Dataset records
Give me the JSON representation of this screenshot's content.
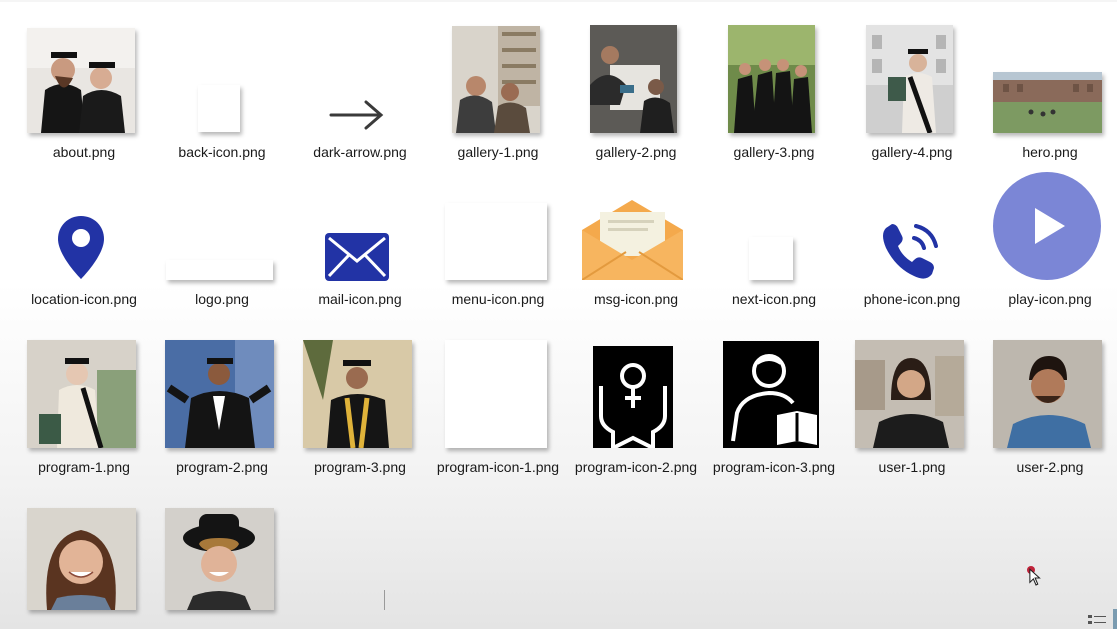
{
  "files": [
    {
      "label": "about.png",
      "kind": "photo",
      "icon": "graduates-photo"
    },
    {
      "label": "back-icon.png",
      "kind": "blank",
      "icon": "blank-image"
    },
    {
      "label": "dark-arrow.png",
      "kind": "icon",
      "icon": "arrow-right-icon"
    },
    {
      "label": "gallery-1.png",
      "kind": "photo",
      "icon": "students-library-photo"
    },
    {
      "label": "gallery-2.png",
      "kind": "photo",
      "icon": "students-desk-photo"
    },
    {
      "label": "gallery-3.png",
      "kind": "photo",
      "icon": "graduates-group-photo"
    },
    {
      "label": "gallery-4.png",
      "kind": "photo",
      "icon": "graduate-diploma-photo"
    },
    {
      "label": "hero.png",
      "kind": "photo",
      "icon": "campus-lawn-photo"
    },
    {
      "label": "location-icon.png",
      "kind": "icon",
      "icon": "location-pin-icon"
    },
    {
      "label": "logo.png",
      "kind": "blank",
      "icon": "blank-image"
    },
    {
      "label": "mail-icon.png",
      "kind": "icon",
      "icon": "mail-icon"
    },
    {
      "label": "menu-icon.png",
      "kind": "blank",
      "icon": "blank-image"
    },
    {
      "label": "msg-icon.png",
      "kind": "icon",
      "icon": "envelope-letter-icon"
    },
    {
      "label": "next-icon.png",
      "kind": "blank",
      "icon": "blank-image"
    },
    {
      "label": "phone-icon.png",
      "kind": "icon",
      "icon": "phone-call-icon"
    },
    {
      "label": "play-icon.png",
      "kind": "icon",
      "icon": "play-button-icon"
    },
    {
      "label": "program-1.png",
      "kind": "photo",
      "icon": "graduate-woman-photo"
    },
    {
      "label": "program-2.png",
      "kind": "photo",
      "icon": "graduate-man-photo"
    },
    {
      "label": "program-3.png",
      "kind": "photo",
      "icon": "graduate-cap-photo"
    },
    {
      "label": "program-icon-1.png",
      "kind": "blank",
      "icon": "blank-image"
    },
    {
      "label": "program-icon-2.png",
      "kind": "icon",
      "icon": "female-badge-icon"
    },
    {
      "label": "program-icon-3.png",
      "kind": "icon",
      "icon": "reader-icon"
    },
    {
      "label": "user-1.png",
      "kind": "photo",
      "icon": "woman-portrait-photo"
    },
    {
      "label": "user-2.png",
      "kind": "photo",
      "icon": "man-portrait-photo"
    },
    {
      "label": "",
      "kind": "photo",
      "icon": "smiling-woman-photo"
    },
    {
      "label": "",
      "kind": "photo",
      "icon": "man-hat-photo"
    }
  ],
  "colors": {
    "icon_blue": "#2233a5",
    "play_purple": "#7b86d6",
    "msg_orange": "#f4a94c",
    "label_text": "#1a1a1a"
  }
}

> [GOAL]
Could you repeat all of the material exactly? Pictures should not be copied.

> [RESULT OF THIS TASK]
Give me the JSON representation of this screenshot's content.
{
  "files": [
    {
      "label": "about.png",
      "kind": "photo",
      "icon": "graduates-photo"
    },
    {
      "label": "back-icon.png",
      "kind": "blank",
      "icon": "blank-image"
    },
    {
      "label": "dark-arrow.png",
      "kind": "icon",
      "icon": "arrow-right-icon"
    },
    {
      "label": "gallery-1.png",
      "kind": "photo",
      "icon": "students-library-photo"
    },
    {
      "label": "gallery-2.png",
      "kind": "photo",
      "icon": "students-desk-photo"
    },
    {
      "label": "gallery-3.png",
      "kind": "photo",
      "icon": "graduates-group-photo"
    },
    {
      "label": "gallery-4.png",
      "kind": "photo",
      "icon": "graduate-diploma-photo"
    },
    {
      "label": "hero.png",
      "kind": "photo",
      "icon": "campus-lawn-photo"
    },
    {
      "label": "location-icon.png",
      "kind": "icon",
      "icon": "location-pin-icon"
    },
    {
      "label": "logo.png",
      "kind": "blank",
      "icon": "blank-image"
    },
    {
      "label": "mail-icon.png",
      "kind": "icon",
      "icon": "mail-icon"
    },
    {
      "label": "menu-icon.png",
      "kind": "blank",
      "icon": "blank-image"
    },
    {
      "label": "msg-icon.png",
      "kind": "icon",
      "icon": "envelope-letter-icon"
    },
    {
      "label": "next-icon.png",
      "kind": "blank",
      "icon": "blank-image"
    },
    {
      "label": "phone-icon.png",
      "kind": "icon",
      "icon": "phone-call-icon"
    },
    {
      "label": "play-icon.png",
      "kind": "icon",
      "icon": "play-button-icon"
    },
    {
      "label": "program-1.png",
      "kind": "photo",
      "icon": "graduate-woman-photo"
    },
    {
      "label": "program-2.png",
      "kind": "photo",
      "icon": "graduate-man-photo"
    },
    {
      "label": "program-3.png",
      "kind": "photo",
      "icon": "graduate-cap-photo"
    },
    {
      "label": "program-icon-1.png",
      "kind": "blank",
      "icon": "blank-image"
    },
    {
      "label": "program-icon-2.png",
      "kind": "icon",
      "icon": "female-badge-icon"
    },
    {
      "label": "program-icon-3.png",
      "kind": "icon",
      "icon": "reader-icon"
    },
    {
      "label": "user-1.png",
      "kind": "photo",
      "icon": "woman-portrait-photo"
    },
    {
      "label": "user-2.png",
      "kind": "photo",
      "icon": "man-portrait-photo"
    },
    {
      "label": "",
      "kind": "photo",
      "icon": "smiling-woman-photo"
    },
    {
      "label": "",
      "kind": "photo",
      "icon": "man-hat-photo"
    }
  ],
  "colors": {
    "icon_blue": "#2233a5",
    "play_purple": "#7b86d6",
    "msg_orange": "#f4a94c",
    "label_text": "#1a1a1a"
  }
}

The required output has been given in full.